%%

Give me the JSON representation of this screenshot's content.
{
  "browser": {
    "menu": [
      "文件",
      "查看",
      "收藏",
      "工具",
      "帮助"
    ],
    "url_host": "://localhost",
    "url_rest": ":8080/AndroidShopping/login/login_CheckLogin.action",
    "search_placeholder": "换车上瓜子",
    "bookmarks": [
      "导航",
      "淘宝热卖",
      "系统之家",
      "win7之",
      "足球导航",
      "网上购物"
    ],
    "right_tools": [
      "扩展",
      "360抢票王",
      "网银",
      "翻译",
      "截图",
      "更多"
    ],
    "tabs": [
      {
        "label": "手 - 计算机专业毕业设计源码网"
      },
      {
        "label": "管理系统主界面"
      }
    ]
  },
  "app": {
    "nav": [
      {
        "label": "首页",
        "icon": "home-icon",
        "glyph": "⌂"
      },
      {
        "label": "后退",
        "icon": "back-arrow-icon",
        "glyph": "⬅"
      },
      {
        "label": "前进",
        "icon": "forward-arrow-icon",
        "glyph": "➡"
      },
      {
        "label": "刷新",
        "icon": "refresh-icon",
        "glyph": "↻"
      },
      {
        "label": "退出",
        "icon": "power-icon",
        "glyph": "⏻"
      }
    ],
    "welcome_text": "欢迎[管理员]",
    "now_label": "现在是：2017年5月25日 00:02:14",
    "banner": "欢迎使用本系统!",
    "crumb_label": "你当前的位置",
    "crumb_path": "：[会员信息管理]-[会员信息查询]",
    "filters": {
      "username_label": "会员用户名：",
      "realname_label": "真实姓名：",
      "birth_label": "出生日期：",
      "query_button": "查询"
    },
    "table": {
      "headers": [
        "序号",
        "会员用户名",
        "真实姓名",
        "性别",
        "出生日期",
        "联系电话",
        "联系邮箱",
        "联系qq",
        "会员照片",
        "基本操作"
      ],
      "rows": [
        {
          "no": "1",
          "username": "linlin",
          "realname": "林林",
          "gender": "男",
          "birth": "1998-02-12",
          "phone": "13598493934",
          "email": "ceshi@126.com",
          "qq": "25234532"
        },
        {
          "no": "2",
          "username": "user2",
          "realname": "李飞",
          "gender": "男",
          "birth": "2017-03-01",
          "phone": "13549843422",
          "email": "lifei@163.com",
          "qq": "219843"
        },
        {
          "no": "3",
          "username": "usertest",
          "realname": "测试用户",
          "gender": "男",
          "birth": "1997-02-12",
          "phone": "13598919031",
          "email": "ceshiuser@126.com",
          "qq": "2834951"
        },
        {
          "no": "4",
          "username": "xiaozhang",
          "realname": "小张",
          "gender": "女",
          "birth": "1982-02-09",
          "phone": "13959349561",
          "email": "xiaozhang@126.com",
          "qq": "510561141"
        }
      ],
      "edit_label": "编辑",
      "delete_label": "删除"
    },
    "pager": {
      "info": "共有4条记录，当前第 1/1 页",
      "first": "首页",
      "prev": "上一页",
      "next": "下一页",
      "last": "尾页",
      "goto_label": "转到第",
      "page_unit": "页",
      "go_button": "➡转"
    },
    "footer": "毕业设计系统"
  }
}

%%

Problem description. From the data above, extract every line in its exact form.

Answer for the task.
Give me the JSON representation of this screenshot's content.
{
  "browser": {
    "menu": [
      "文件",
      "查看",
      "收藏",
      "工具",
      "帮助"
    ],
    "url_host": "://localhost",
    "url_rest": ":8080/AndroidShopping/login/login_CheckLogin.action",
    "search_placeholder": "换车上瓜子",
    "bookmarks": [
      "导航",
      "淘宝热卖",
      "系统之家",
      "win7之",
      "足球导航",
      "网上购物"
    ],
    "right_tools": [
      "扩展",
      "360抢票王",
      "网银",
      "翻译",
      "截图",
      "更多"
    ],
    "tabs": [
      {
        "label": "手 - 计算机专业毕业设计源码网"
      },
      {
        "label": "管理系统主界面"
      }
    ]
  },
  "app": {
    "nav": [
      {
        "label": "首页",
        "icon": "home-icon",
        "glyph": "⌂"
      },
      {
        "label": "后退",
        "icon": "back-arrow-icon",
        "glyph": "⬅"
      },
      {
        "label": "前进",
        "icon": "forward-arrow-icon",
        "glyph": "➡"
      },
      {
        "label": "刷新",
        "icon": "refresh-icon",
        "glyph": "↻"
      },
      {
        "label": "退出",
        "icon": "power-icon",
        "glyph": "⏻"
      }
    ],
    "welcome_text": "欢迎[管理员]",
    "now_label": "现在是：2017年5月25日 00:02:14",
    "banner": "欢迎使用本系统!",
    "crumb_label": "你当前的位置",
    "crumb_path": "：[会员信息管理]-[会员信息查询]",
    "filters": {
      "username_label": "会员用户名：",
      "realname_label": "真实姓名：",
      "birth_label": "出生日期：",
      "query_button": "查询"
    },
    "table": {
      "headers": [
        "序号",
        "会员用户名",
        "真实姓名",
        "性别",
        "出生日期",
        "联系电话",
        "联系邮箱",
        "联系qq",
        "会员照片",
        "基本操作"
      ],
      "rows": [
        {
          "no": "1",
          "username": "linlin",
          "realname": "林林",
          "gender": "男",
          "birth": "1998-02-12",
          "phone": "13598493934",
          "email": "ceshi@126.com",
          "qq": "25234532"
        },
        {
          "no": "2",
          "username": "user2",
          "realname": "李飞",
          "gender": "男",
          "birth": "2017-03-01",
          "phone": "13549843422",
          "email": "lifei@163.com",
          "qq": "219843"
        },
        {
          "no": "3",
          "username": "usertest",
          "realname": "测试用户",
          "gender": "男",
          "birth": "1997-02-12",
          "phone": "13598919031",
          "email": "ceshiuser@126.com",
          "qq": "2834951"
        },
        {
          "no": "4",
          "username": "xiaozhang",
          "realname": "小张",
          "gender": "女",
          "birth": "1982-02-09",
          "phone": "13959349561",
          "email": "xiaozhang@126.com",
          "qq": "510561141"
        }
      ],
      "edit_label": "编辑",
      "delete_label": "删除"
    },
    "pager": {
      "info": "共有4条记录，当前第 1/1 页",
      "first": "首页",
      "prev": "上一页",
      "next": "下一页",
      "last": "尾页",
      "goto_label": "转到第",
      "page_unit": "页",
      "go_button": "➡转"
    },
    "footer": "毕业设计系统"
  }
}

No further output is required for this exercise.